▶ _TASK DETAILS_
Search the entries below. Return every line that has "this" in it.

━━━━━ DATA SUPPLIED

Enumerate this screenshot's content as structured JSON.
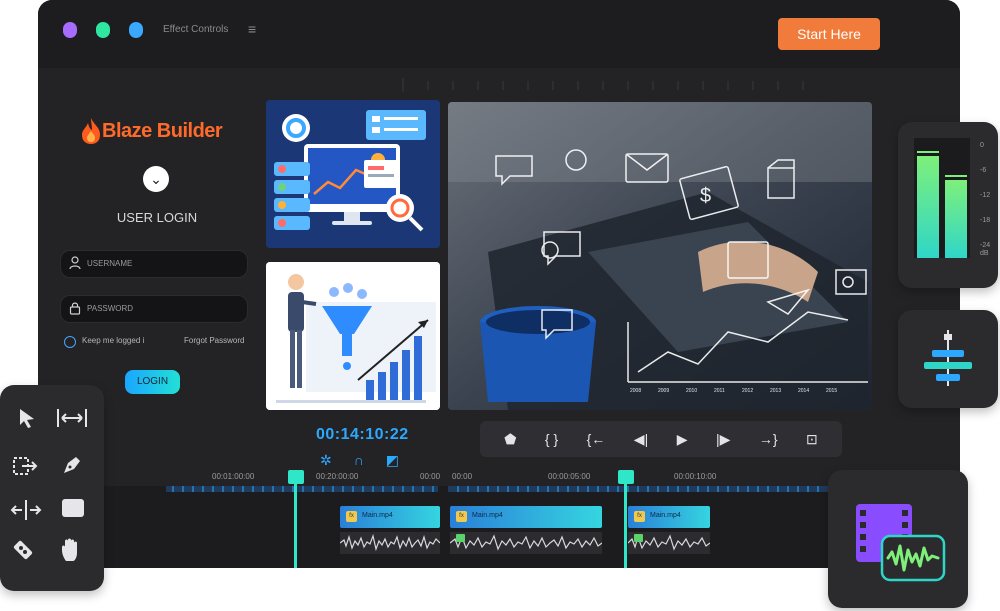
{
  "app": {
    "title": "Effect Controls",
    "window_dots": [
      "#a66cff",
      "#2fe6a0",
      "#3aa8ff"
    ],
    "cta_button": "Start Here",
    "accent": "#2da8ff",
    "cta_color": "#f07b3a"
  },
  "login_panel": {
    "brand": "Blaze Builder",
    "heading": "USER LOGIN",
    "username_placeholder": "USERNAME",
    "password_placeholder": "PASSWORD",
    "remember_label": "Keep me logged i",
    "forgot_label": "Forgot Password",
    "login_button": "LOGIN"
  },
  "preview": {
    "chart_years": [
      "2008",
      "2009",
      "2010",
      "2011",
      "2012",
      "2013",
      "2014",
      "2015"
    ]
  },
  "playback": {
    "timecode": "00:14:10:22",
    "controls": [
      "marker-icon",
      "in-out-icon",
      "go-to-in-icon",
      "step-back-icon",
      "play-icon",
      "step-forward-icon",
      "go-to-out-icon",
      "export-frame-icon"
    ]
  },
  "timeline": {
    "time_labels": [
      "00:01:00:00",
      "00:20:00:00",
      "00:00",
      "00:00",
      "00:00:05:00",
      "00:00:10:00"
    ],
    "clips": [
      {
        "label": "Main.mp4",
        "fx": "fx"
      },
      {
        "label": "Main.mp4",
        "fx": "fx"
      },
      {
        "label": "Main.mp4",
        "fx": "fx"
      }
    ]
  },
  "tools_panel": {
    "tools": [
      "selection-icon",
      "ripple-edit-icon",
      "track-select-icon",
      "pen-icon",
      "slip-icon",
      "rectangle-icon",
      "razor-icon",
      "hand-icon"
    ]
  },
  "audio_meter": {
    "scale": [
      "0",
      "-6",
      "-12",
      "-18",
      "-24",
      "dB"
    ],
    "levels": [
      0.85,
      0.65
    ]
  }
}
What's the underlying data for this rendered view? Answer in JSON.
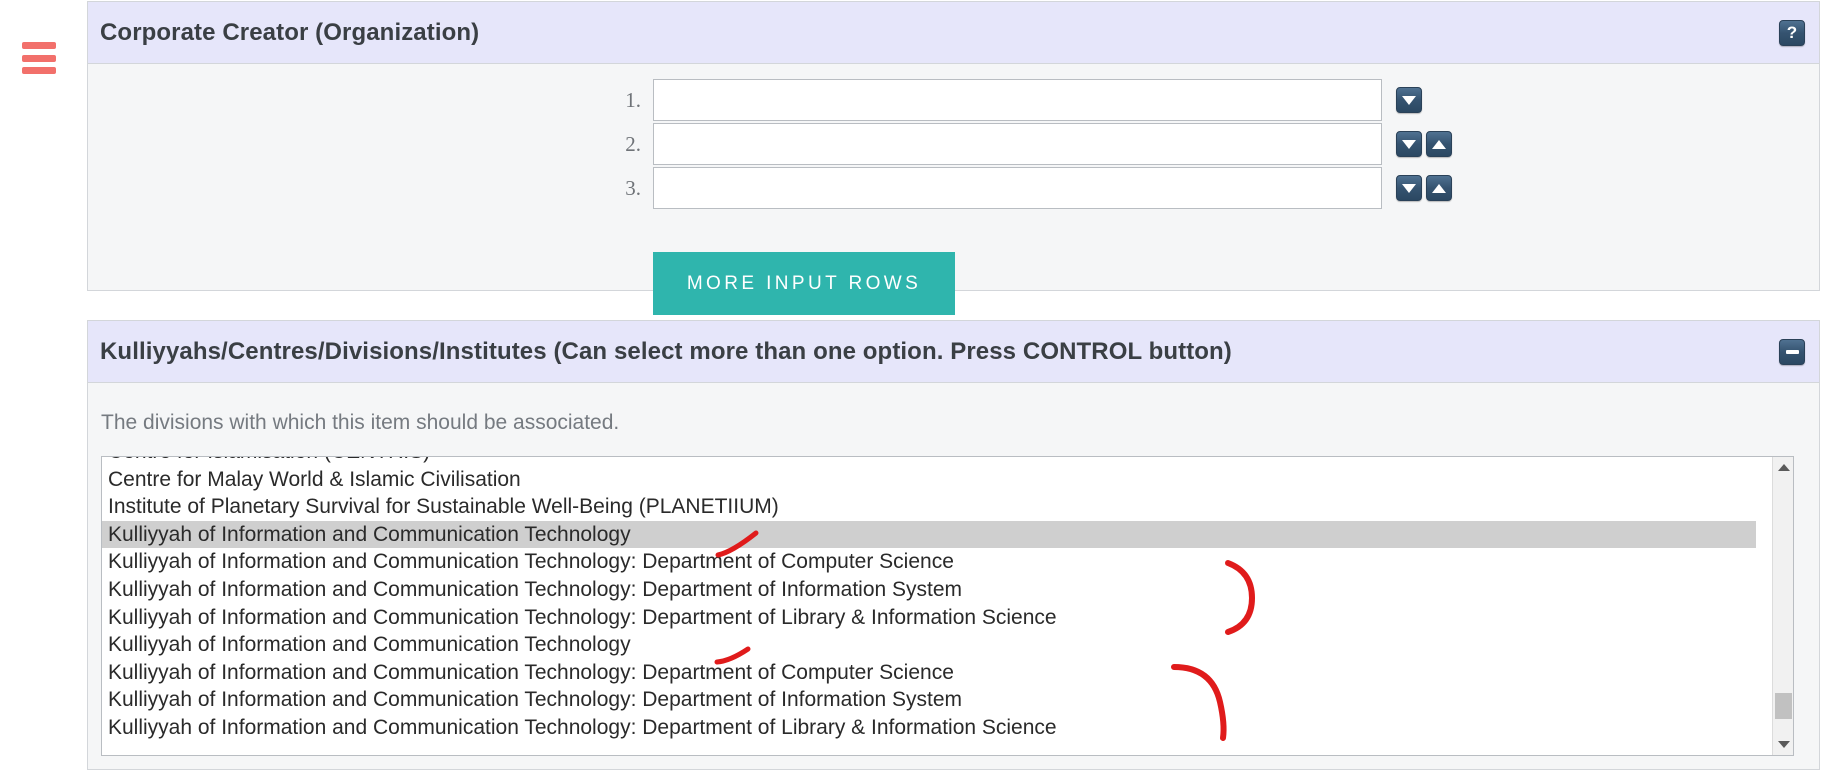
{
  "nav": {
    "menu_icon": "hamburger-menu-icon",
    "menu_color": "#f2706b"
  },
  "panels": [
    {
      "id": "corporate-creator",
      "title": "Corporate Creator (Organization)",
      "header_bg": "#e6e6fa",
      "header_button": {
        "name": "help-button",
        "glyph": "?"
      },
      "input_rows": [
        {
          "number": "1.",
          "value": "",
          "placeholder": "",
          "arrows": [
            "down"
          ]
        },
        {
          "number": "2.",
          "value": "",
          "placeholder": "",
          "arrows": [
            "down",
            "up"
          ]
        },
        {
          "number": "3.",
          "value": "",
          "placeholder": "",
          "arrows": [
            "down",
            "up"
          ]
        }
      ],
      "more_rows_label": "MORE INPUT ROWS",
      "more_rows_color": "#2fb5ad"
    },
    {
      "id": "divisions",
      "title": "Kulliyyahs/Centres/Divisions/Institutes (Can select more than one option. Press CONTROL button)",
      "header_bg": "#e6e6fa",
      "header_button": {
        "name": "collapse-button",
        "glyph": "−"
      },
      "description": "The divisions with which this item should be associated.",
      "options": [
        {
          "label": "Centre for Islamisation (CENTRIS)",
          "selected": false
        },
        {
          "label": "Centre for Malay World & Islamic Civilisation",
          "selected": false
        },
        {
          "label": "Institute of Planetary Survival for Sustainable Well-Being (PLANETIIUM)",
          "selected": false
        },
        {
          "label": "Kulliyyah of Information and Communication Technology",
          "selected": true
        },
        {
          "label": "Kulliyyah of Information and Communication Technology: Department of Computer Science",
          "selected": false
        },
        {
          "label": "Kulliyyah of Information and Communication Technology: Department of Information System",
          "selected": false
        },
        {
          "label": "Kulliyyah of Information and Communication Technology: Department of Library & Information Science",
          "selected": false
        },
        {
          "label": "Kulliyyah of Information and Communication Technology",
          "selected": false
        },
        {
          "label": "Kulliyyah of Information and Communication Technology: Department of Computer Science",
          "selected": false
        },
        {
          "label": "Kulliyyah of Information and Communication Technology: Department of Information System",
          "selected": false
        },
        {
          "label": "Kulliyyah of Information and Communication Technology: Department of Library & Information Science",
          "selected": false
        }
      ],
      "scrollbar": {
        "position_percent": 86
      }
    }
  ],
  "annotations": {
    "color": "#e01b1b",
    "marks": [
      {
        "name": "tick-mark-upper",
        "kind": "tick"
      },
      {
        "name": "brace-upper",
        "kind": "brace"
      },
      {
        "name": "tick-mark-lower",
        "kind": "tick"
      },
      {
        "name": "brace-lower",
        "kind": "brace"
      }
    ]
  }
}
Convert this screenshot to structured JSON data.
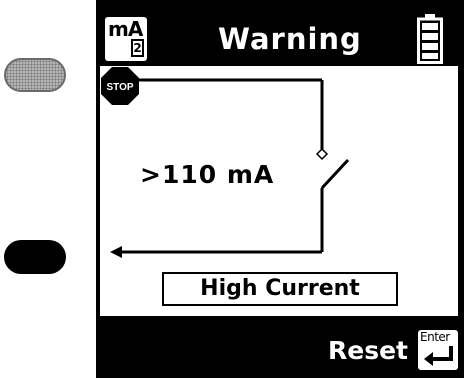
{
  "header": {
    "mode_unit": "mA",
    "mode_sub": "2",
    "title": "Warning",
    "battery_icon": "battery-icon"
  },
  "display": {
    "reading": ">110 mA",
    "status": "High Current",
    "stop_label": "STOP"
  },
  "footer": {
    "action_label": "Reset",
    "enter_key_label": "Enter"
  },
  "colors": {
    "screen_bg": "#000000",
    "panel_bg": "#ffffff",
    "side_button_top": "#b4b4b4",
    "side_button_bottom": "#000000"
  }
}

━━━━━━━━━━
━━━━━ DATA SUPPLIED

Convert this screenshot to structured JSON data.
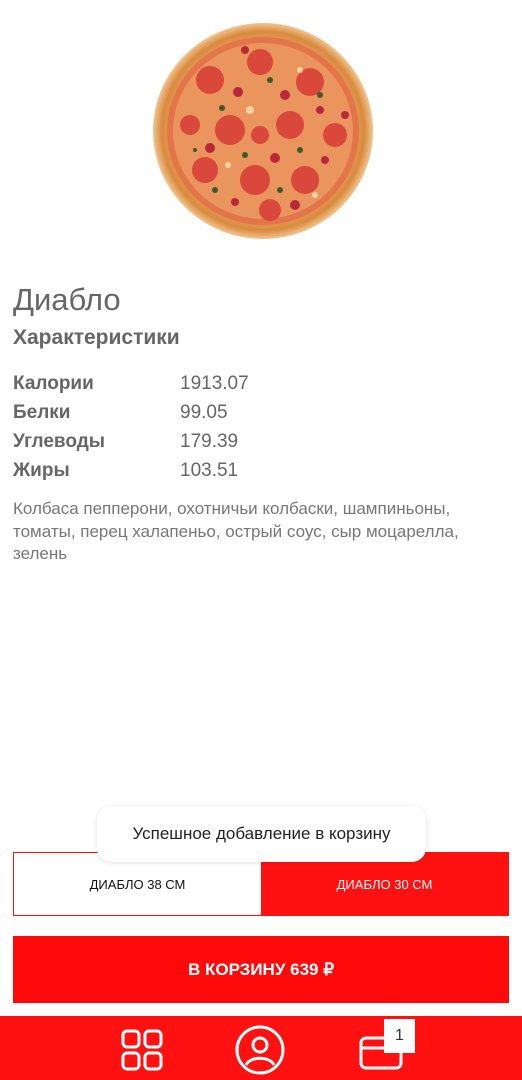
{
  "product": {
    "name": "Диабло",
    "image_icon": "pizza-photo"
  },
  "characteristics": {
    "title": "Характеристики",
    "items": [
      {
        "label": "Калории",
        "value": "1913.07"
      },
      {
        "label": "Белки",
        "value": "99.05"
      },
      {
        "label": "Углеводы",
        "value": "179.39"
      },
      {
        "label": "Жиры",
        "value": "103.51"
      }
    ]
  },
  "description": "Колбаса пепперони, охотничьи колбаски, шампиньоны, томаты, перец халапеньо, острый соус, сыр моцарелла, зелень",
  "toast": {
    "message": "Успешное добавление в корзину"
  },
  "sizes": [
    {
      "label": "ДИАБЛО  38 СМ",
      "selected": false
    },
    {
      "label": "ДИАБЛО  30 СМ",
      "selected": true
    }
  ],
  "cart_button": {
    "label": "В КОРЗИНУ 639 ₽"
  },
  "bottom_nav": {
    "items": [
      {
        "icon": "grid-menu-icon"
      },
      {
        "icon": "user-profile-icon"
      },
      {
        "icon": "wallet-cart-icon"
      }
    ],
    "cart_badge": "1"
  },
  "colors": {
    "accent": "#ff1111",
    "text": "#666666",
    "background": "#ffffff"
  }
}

━━━━━━━━━━

▶ _RESULT_
Enumerate this screenshot's content as structured JSON.
What's the underlying data for this rendered view? Answer in JSON.
      "description": "The divisions with which this item should be associated.",
Convert this screenshot to structured JSON data.
Convert this screenshot to structured JSON data.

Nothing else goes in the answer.